» **Stated task**:
Repeat word for word the data lines from the one containing "signs-list [53, 134, 333, 377]" through the one containing "list-item [53, 283, 333, 336]", including both of those lines.

Start of Entries supplied

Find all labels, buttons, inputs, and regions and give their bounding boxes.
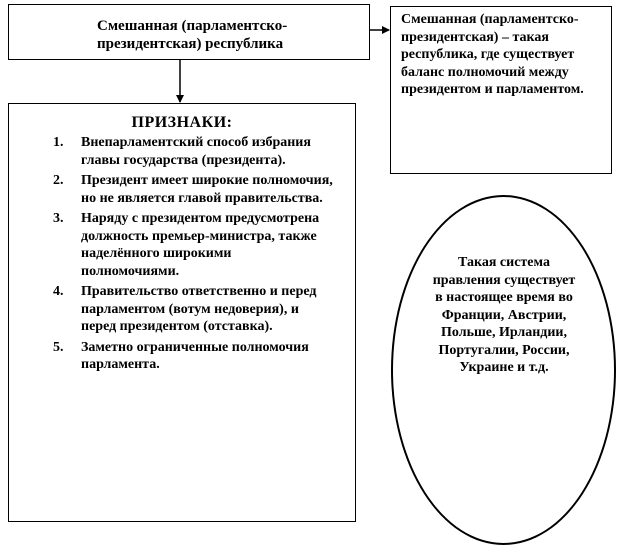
signs-list [53, 134, 333, 377]
list-item-number: 1. [53, 135, 64, 150]
republic-type-box [8, 4, 370, 60]
list-item-number: 3. [53, 211, 64, 226]
list-item [53, 210, 333, 280]
countries-text: Такая система правления существует в настоящее время во Франции, Австрии, Польше, Ирландии, Португалии, России, Украине и т.д. [432, 255, 576, 375]
countries-ellipse [391, 195, 616, 545]
list-item-text: Наряду с президентом предусмотрена должность премьер-министра, также наделённого широкими полномочиями. [81, 211, 320, 279]
signs-heading: ПРИЗНАКИ: [131, 114, 233, 131]
definition-text: Смешанная (парламентско-президентская) – такая республика, где существует баланс полномочий между президентом и парламентом. [401, 12, 584, 97]
signs-box [8, 103, 356, 522]
list-item [53, 283, 333, 336]
list-item-text: Правительство ответственно и перед парламентом (вотум недоверия), и перед президентом (отставка). [81, 284, 317, 334]
list-item-number: 4. [53, 284, 64, 299]
list-item-text: Заметно ограниченные полномочия парламента. [81, 339, 309, 372]
list-item-number: 2. [53, 173, 64, 188]
list-item [53, 172, 333, 207]
republic-type-title: Смешанная (парламентско-президентская) республика [97, 18, 288, 52]
list-item-number: 5. [53, 339, 64, 355]
list-item-text: Президент имеет широкие полномочия, но не является главой правительства. [81, 173, 333, 206]
list-item-text: Внепарламентский способ избрания главы государства (президента). [81, 135, 311, 168]
list-item [53, 134, 333, 169]
definition-box [390, 6, 612, 174]
list-item [53, 339, 333, 374]
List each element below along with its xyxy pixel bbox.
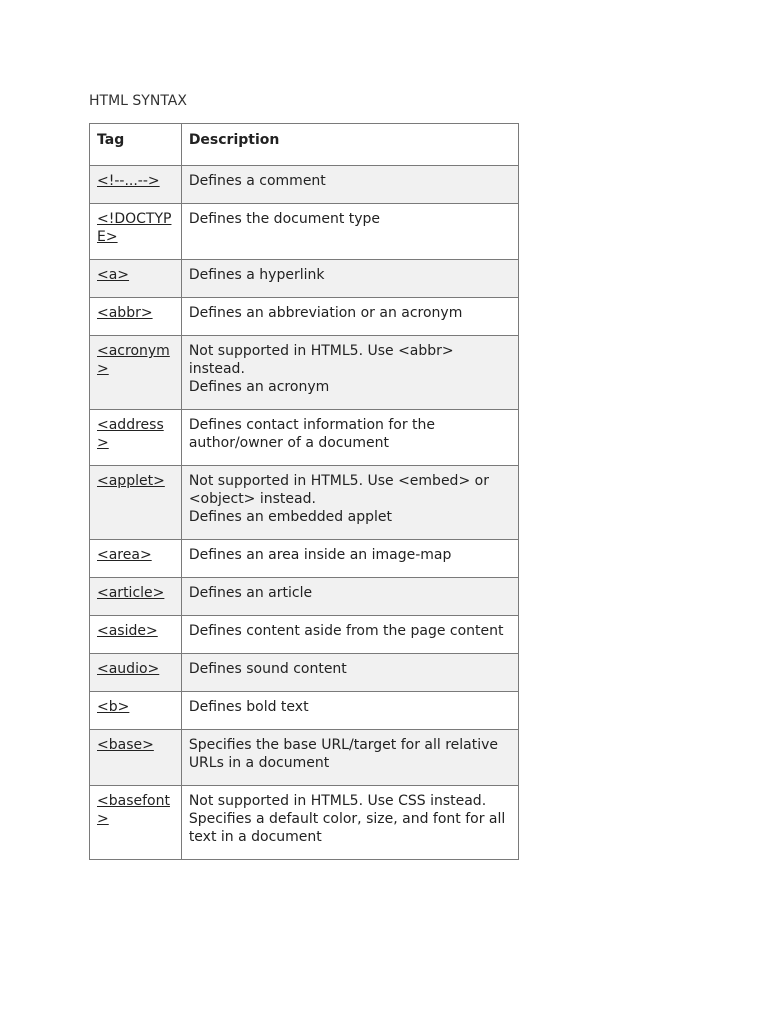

End of Entries supplied

» **The result**:
signs-list [53, 134, 333, 377]
list-item-number: 1. [53, 135, 64, 150]
republic-type-box [8, 4, 370, 60]
list-item-number: 3. [53, 211, 64, 226]
list-item [53, 210, 333, 280]
countries-text: Такая система правления существует в настоящее время во Франции, Австрии, Польше, Ирландии, Португалии, России, Украине и т.д. [432, 255, 576, 375]
countries-ellipse [391, 195, 616, 545]
list-item-text: Наряду с президентом предусмотрена должность премьер-министра, также наделённого широкими полномочиями. [81, 211, 320, 279]
signs-heading: ПРИЗНАКИ: [131, 114, 233, 131]
definition-text: Смешанная (парламентско-президентская) – такая республика, где существует баланс полномочий между президентом и парламентом. [401, 12, 584, 97]
signs-box [8, 103, 356, 522]
list-item [53, 283, 333, 336]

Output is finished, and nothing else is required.